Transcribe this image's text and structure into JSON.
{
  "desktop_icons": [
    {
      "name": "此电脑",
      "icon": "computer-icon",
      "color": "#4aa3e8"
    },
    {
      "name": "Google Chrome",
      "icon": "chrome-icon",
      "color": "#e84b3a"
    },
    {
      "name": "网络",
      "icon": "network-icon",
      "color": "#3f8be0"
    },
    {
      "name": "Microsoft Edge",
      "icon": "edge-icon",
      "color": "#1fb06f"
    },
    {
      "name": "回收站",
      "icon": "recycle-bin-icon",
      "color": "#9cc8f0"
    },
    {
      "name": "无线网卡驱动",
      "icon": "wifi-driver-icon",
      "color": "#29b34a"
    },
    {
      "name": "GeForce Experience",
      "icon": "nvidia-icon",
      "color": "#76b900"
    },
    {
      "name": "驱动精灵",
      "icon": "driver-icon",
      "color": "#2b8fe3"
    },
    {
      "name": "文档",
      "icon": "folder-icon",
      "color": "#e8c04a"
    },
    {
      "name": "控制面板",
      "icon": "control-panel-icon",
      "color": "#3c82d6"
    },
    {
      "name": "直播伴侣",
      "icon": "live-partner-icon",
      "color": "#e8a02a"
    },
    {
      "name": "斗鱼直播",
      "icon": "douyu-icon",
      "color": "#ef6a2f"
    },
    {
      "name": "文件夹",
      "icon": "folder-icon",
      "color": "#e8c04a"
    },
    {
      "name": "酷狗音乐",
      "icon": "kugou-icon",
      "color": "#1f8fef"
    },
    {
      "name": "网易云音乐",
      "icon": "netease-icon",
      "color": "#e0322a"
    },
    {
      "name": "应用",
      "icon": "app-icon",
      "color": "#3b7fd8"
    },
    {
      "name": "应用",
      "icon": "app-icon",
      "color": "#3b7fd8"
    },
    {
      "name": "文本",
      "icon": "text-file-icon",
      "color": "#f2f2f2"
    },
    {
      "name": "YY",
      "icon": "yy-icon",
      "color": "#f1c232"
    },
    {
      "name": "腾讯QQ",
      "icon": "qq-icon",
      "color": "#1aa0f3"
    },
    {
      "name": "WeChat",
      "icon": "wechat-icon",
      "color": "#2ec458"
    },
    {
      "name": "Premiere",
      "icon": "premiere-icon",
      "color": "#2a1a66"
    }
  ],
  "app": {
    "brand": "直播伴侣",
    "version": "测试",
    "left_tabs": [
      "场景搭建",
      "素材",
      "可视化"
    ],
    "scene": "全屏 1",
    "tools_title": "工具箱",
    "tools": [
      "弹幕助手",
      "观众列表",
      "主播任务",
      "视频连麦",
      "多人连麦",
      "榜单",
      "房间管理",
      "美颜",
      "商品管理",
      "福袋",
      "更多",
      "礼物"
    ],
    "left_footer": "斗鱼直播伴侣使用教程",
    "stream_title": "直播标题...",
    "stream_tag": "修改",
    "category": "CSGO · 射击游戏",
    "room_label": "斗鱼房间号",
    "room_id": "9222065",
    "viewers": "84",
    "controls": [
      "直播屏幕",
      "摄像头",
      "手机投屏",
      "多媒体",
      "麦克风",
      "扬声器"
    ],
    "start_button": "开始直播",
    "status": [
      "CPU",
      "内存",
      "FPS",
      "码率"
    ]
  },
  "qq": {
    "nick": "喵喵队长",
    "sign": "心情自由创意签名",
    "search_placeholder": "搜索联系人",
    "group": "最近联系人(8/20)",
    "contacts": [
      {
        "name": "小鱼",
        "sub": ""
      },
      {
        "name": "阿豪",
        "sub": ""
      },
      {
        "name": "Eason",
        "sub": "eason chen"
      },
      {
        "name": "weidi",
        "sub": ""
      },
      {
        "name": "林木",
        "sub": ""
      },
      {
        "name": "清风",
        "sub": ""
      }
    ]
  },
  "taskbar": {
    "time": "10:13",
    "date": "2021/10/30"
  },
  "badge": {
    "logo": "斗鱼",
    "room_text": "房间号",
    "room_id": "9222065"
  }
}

........

◆ Exercise
Repeat every entry word for word.

◆ Correct output
Transcribe this image's text and structure into JSON.
{
  "desktop_icons": [
    {
      "name": "此电脑",
      "icon": "computer-icon",
      "color": "#4aa3e8"
    },
    {
      "name": "Google Chrome",
      "icon": "chrome-icon",
      "color": "#e84b3a"
    },
    {
      "name": "网络",
      "icon": "network-icon",
      "color": "#3f8be0"
    },
    {
      "name": "Microsoft Edge",
      "icon": "edge-icon",
      "color": "#1fb06f"
    },
    {
      "name": "回收站",
      "icon": "recycle-bin-icon",
      "color": "#9cc8f0"
    },
    {
      "name": "无线网卡驱动",
      "icon": "wifi-driver-icon",
      "color": "#29b34a"
    },
    {
      "name": "GeForce Experience",
      "icon": "nvidia-icon",
      "color": "#76b900"
    },
    {
      "name": "驱动精灵",
      "icon": "driver-icon",
      "color": "#2b8fe3"
    },
    {
      "name": "文档",
      "icon": "folder-icon",
      "color": "#e8c04a"
    },
    {
      "name": "控制面板",
      "icon": "control-panel-icon",
      "color": "#3c82d6"
    },
    {
      "name": "直播伴侣",
      "icon": "live-partner-icon",
      "color": "#e8a02a"
    },
    {
      "name": "斗鱼直播",
      "icon": "douyu-icon",
      "color": "#ef6a2f"
    },
    {
      "name": "文件夹",
      "icon": "folder-icon",
      "color": "#e8c04a"
    },
    {
      "name": "酷狗音乐",
      "icon": "kugou-icon",
      "color": "#1f8fef"
    },
    {
      "name": "网易云音乐",
      "icon": "netease-icon",
      "color": "#e0322a"
    },
    {
      "name": "应用",
      "icon": "app-icon",
      "color": "#3b7fd8"
    },
    {
      "name": "应用",
      "icon": "app-icon",
      "color": "#3b7fd8"
    },
    {
      "name": "文本",
      "icon": "text-file-icon",
      "color": "#f2f2f2"
    },
    {
      "name": "YY",
      "icon": "yy-icon",
      "color": "#f1c232"
    },
    {
      "name": "腾讯QQ",
      "icon": "qq-icon",
      "color": "#1aa0f3"
    },
    {
      "name": "WeChat",
      "icon": "wechat-icon",
      "color": "#2ec458"
    },
    {
      "name": "Premiere",
      "icon": "premiere-icon",
      "color": "#2a1a66"
    }
  ],
  "app": {
    "brand": "直播伴侣",
    "version": "测试",
    "left_tabs": [
      "场景搭建",
      "素材",
      "可视化"
    ],
    "scene": "全屏 1",
    "tools_title": "工具箱",
    "tools": [
      "弹幕助手",
      "观众列表",
      "主播任务",
      "视频连麦",
      "多人连麦",
      "榜单",
      "房间管理",
      "美颜",
      "商品管理",
      "福袋",
      "更多",
      "礼物"
    ],
    "left_footer": "斗鱼直播伴侣使用教程",
    "stream_title": "直播标题...",
    "stream_tag": "修改",
    "category": "CSGO · 射击游戏",
    "room_label": "斗鱼房间号",
    "room_id": "9222065",
    "viewers": "84",
    "controls": [
      "直播屏幕",
      "摄像头",
      "手机投屏",
      "多媒体",
      "麦克风",
      "扬声器"
    ],
    "start_button": "开始直播",
    "status": [
      "CPU",
      "内存",
      "FPS",
      "码率"
    ]
  },
  "qq": {
    "nick": "喵喵队长",
    "sign": "心情自由创意签名",
    "search_placeholder": "搜索联系人",
    "group": "最近联系人(8/20)",
    "contacts": [
      {
        "name": "小鱼",
        "sub": ""
      },
      {
        "name": "阿豪",
        "sub": ""
      },
      {
        "name": "Eason",
        "sub": "eason chen"
      },
      {
        "name": "weidi",
        "sub": ""
      },
      {
        "name": "林木",
        "sub": ""
      },
      {
        "name": "清风",
        "sub": ""
      }
    ]
  },
  "taskbar": {
    "time": "10:13",
    "date": "2021/10/30"
  },
  "badge": {
    "logo": "斗鱼",
    "room_text": "房间号",
    "room_id": "9222065"
  }
}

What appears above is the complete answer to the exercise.